* Short exercise
Report every line below that holds the word "text".

>> Start Data entries

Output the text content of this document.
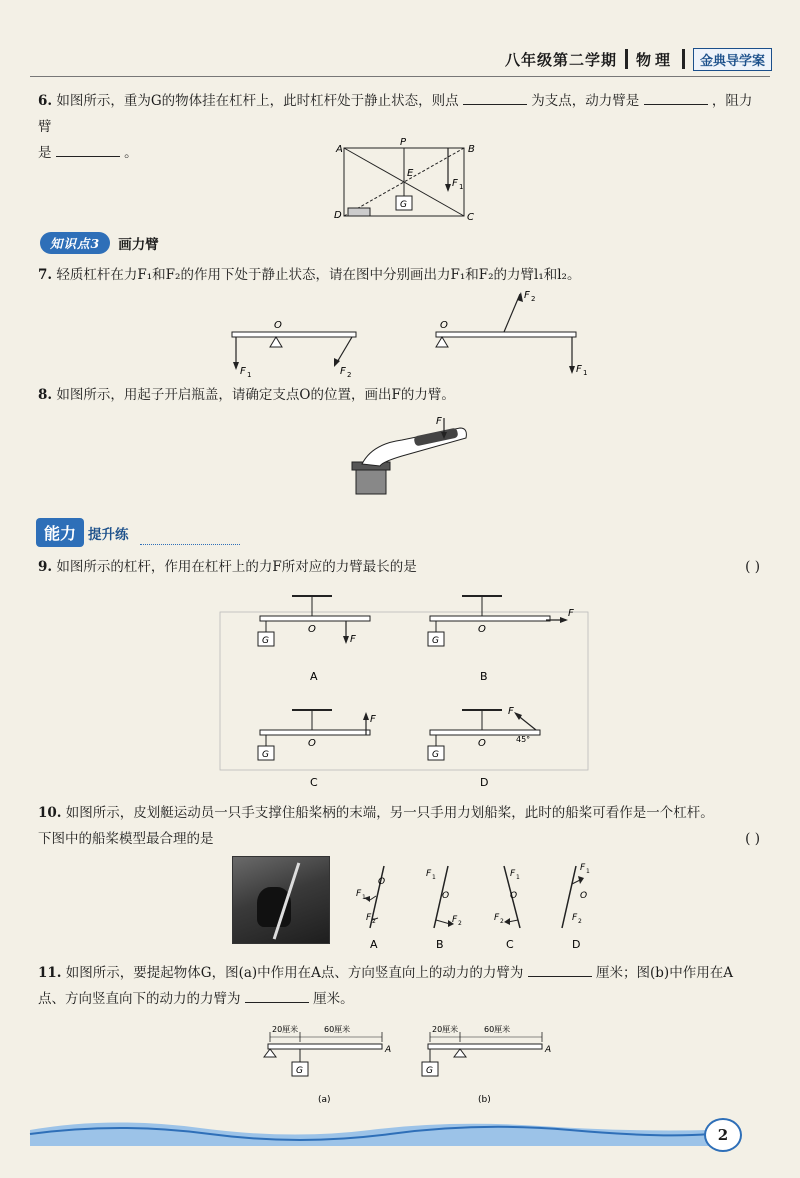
八年级第二学期 物理	金典导学案
6. 如图所示，重为G的物体挂在杠杆上，此时杠杆处于静止状态，则点	为支点，动力臂是	，阻力臂
是	。	A
P
B
E
F 1
D
G
C
知识点3	画力臂
7. 轻质杠杆在力F₁和F₂的作用下处于静止状态，请在图中分别画出力F₁和F₂的力臂l₁和l₂。
O
F 1	F 2
O
F 2
F 1
8. 如图所示，用起子开启瓶盖，请确定支点O的位置，画出F的力臂。
F
能力 提升练
9. 如图所示的杠杆，作用在杠杆上的力F所对应的力臂最长的是	( )
O
G	F
A
O
G
F
B
O
G
F
C
O
G
F
45°
D
10. 如图所示，皮划艇运动员一只手支撑住船桨柄的末端，另一只手用力划船桨，此时的船桨可看作是一个杠杆。
下图中的船桨模型最合理的是	( )
O
F 1
F 2
A
O
F 1
F 2
B
O
F 1
F 2
C
O
F 1
F 2
D
11. 如图所示，要提起物体G，图(a)中作用在A点、方向竖直向上的动力的力臂为	厘米；图(b)中作用在A
点、方向竖直向下的动力的力臂为	厘米。
20厘米	60厘米
G
A
(a)
20厘米	60厘米
G
A
(b)
2
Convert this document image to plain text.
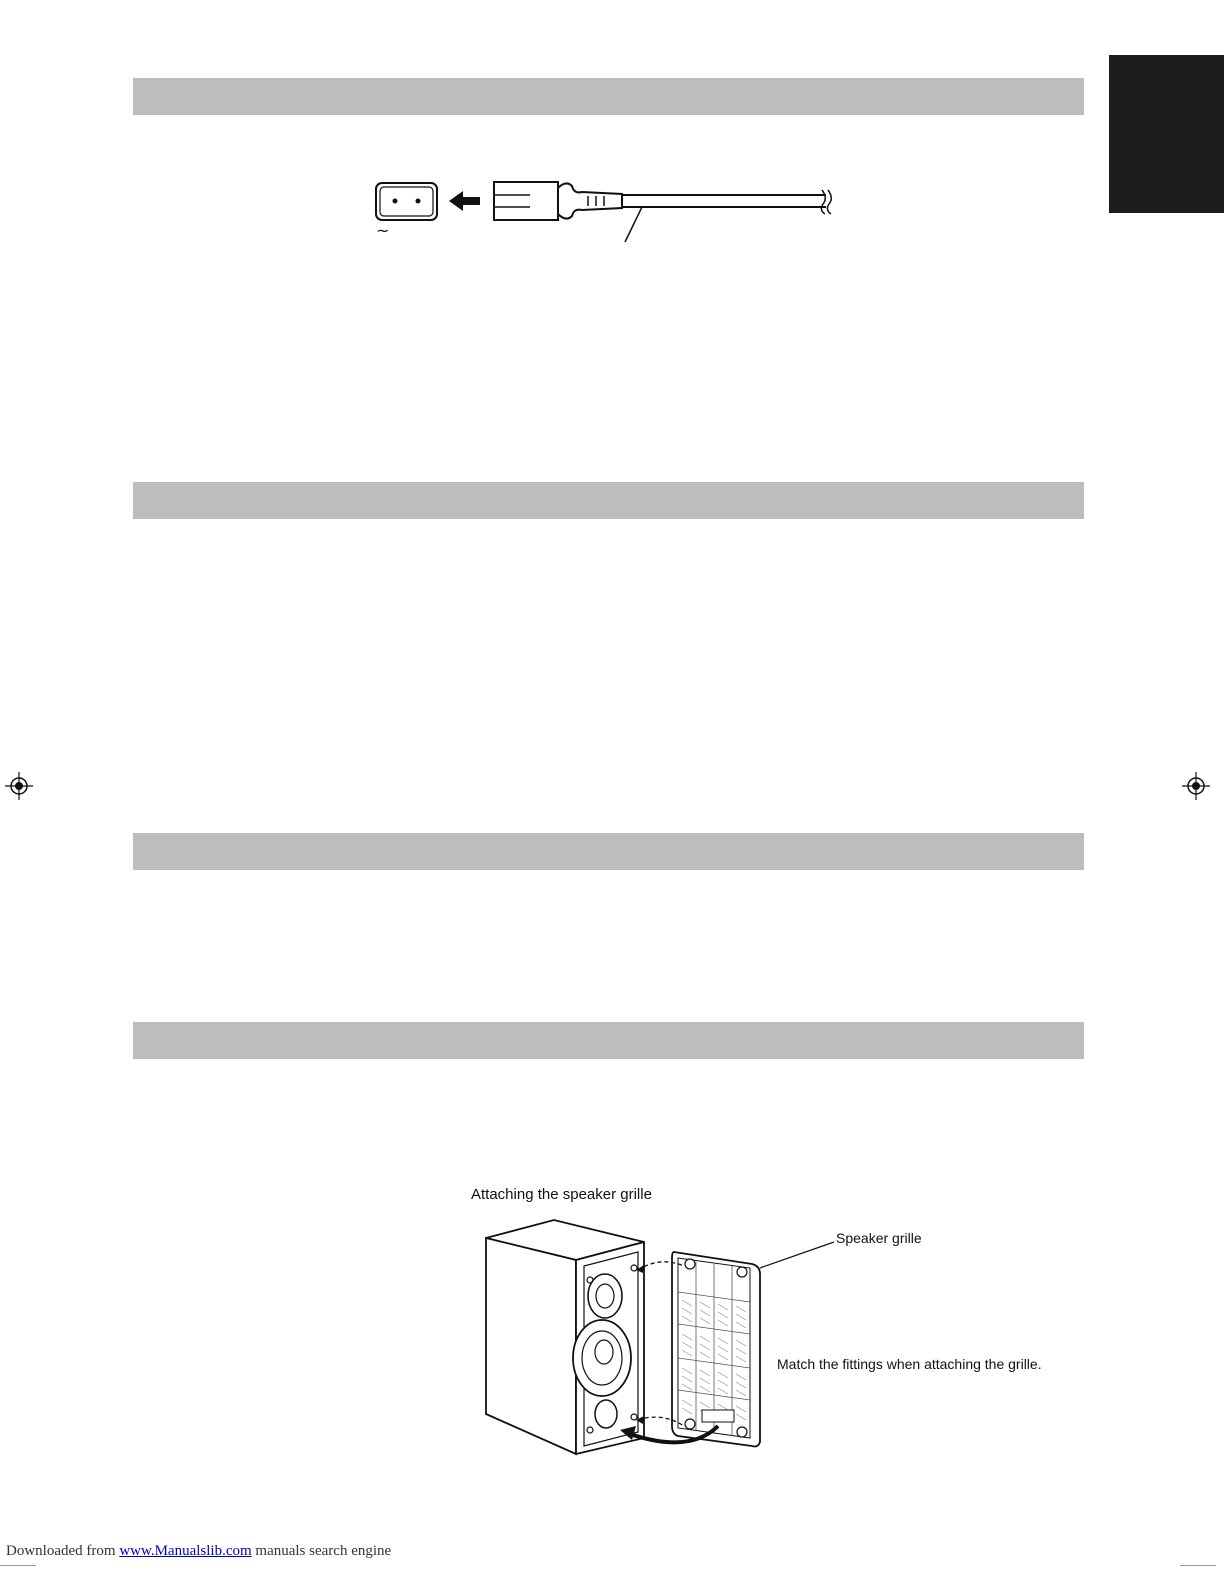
~
Attaching the speaker grille
Speaker grille
Match the fittings when attaching the grille.
Downloaded from www.Manualslib.com manuals search engine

>> End Data entries

* Output of the exercise
Output the text content of this document.
Convert this document image to plain text.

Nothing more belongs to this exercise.